-------- Dataset records --------

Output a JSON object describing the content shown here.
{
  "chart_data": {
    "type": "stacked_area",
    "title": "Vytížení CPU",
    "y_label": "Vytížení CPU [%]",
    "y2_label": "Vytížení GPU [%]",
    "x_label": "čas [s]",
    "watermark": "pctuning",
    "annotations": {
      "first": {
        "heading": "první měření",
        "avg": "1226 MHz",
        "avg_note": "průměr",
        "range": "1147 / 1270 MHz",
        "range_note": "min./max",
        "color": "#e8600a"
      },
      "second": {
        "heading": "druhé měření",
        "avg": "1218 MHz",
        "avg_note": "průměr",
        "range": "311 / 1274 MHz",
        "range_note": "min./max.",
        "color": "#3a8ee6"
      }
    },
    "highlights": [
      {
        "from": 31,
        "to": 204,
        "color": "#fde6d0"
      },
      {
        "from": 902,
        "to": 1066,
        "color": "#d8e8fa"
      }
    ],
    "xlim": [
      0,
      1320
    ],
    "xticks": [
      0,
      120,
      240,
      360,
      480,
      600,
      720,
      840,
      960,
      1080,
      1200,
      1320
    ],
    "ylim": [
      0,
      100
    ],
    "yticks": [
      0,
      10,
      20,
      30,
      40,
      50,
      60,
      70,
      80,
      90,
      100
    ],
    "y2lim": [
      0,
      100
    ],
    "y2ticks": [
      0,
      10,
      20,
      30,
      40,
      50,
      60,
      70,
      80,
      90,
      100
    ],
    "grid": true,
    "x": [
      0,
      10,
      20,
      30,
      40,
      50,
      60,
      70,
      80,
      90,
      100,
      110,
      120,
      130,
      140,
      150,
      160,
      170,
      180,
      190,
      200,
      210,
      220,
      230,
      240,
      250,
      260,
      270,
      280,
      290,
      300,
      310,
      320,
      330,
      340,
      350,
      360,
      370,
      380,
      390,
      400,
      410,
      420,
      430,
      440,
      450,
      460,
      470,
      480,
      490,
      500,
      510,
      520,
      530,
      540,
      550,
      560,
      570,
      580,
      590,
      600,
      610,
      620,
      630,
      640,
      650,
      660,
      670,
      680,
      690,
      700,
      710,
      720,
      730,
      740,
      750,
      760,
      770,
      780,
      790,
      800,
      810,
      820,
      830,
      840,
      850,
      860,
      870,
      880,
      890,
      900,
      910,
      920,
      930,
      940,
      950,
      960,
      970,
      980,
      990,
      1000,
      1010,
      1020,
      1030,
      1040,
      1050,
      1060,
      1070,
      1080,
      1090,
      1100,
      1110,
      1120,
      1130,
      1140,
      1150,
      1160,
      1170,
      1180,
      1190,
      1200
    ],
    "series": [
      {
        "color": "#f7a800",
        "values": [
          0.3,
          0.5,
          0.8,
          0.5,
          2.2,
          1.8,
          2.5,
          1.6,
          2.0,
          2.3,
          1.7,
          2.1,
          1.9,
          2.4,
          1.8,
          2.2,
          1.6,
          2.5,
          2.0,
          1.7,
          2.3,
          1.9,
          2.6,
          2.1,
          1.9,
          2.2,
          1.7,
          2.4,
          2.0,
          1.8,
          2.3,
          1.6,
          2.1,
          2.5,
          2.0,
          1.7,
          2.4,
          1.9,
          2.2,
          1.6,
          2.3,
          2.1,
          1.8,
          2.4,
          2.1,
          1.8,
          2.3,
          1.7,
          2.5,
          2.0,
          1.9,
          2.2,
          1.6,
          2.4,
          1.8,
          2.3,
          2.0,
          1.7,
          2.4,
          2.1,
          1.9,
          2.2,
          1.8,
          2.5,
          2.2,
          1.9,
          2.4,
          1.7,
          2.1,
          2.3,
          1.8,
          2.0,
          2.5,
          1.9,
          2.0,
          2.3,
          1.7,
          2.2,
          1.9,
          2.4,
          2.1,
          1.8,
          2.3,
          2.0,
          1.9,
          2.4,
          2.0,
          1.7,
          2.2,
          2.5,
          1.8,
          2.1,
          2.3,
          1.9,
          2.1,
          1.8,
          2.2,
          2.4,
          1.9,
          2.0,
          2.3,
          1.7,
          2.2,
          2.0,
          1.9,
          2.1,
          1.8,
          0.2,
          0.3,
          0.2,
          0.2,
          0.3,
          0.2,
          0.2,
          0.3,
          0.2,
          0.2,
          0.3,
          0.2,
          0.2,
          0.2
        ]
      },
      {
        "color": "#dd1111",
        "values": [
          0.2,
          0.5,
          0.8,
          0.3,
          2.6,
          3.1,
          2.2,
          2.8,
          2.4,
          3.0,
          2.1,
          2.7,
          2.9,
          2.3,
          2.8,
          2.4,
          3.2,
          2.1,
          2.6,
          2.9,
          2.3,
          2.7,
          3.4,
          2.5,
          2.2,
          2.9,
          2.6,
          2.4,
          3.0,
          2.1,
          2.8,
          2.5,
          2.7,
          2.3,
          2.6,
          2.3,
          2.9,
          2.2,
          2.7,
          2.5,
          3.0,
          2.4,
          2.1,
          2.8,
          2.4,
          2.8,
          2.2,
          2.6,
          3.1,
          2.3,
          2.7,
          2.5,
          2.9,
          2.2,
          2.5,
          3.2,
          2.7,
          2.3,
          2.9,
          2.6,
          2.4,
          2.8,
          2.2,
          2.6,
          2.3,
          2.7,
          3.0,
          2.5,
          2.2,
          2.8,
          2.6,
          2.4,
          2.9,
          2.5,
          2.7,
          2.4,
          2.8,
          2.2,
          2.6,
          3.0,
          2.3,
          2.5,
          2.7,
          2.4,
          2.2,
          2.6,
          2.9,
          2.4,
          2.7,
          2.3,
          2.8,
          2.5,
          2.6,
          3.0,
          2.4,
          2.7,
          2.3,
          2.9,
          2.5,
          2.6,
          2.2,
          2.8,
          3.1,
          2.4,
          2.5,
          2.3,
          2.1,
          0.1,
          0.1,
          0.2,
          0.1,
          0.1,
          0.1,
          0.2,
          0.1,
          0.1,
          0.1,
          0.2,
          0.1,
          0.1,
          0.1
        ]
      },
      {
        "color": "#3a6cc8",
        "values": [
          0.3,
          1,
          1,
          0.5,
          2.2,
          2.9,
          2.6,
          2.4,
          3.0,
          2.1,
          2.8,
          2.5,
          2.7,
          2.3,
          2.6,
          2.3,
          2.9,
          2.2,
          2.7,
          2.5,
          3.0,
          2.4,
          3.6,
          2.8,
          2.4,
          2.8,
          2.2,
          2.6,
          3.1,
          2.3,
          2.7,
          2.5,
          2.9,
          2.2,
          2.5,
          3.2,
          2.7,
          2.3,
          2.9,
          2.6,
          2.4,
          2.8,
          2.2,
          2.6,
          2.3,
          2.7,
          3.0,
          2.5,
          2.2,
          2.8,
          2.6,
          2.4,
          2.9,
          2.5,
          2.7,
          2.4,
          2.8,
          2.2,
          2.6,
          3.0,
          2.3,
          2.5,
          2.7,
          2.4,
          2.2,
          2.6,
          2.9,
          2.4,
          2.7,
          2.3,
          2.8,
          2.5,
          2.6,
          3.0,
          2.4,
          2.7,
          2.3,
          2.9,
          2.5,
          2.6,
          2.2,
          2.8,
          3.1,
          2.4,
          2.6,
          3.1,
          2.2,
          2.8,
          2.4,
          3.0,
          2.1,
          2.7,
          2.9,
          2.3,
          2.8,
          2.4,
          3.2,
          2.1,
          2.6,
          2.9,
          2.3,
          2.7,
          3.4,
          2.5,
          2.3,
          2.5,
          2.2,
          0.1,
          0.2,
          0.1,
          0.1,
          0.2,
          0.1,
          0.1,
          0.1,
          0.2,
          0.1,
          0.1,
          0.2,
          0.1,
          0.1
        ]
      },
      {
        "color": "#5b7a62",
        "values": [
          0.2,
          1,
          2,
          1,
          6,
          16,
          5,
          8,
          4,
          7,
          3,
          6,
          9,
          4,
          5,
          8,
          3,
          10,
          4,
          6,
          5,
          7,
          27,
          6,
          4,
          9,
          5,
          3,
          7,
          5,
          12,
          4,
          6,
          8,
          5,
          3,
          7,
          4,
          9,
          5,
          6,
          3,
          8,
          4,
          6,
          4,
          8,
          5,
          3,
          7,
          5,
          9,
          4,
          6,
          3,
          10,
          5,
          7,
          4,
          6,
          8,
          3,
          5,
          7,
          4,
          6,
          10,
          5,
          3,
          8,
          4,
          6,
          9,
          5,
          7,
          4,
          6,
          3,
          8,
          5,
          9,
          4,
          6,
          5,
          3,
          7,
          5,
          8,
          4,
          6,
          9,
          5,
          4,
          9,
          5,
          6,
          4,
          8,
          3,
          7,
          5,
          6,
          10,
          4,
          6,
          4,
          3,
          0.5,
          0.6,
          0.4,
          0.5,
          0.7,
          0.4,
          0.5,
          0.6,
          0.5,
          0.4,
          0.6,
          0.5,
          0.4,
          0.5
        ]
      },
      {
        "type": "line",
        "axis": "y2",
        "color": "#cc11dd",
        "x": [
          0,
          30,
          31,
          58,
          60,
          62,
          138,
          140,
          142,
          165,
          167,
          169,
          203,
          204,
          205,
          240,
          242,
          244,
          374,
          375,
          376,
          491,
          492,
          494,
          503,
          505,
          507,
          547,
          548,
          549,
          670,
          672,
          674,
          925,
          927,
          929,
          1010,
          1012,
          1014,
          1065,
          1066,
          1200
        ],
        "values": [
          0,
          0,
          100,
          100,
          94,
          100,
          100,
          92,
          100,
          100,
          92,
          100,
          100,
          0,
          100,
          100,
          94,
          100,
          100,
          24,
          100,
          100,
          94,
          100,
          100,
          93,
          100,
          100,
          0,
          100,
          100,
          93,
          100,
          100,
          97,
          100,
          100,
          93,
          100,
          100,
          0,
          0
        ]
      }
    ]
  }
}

--------

* Task prompt
Search the data for "heading". Copy every matching line.

* The completed task
        "heading": "první měření",
        "heading": "druhé měření",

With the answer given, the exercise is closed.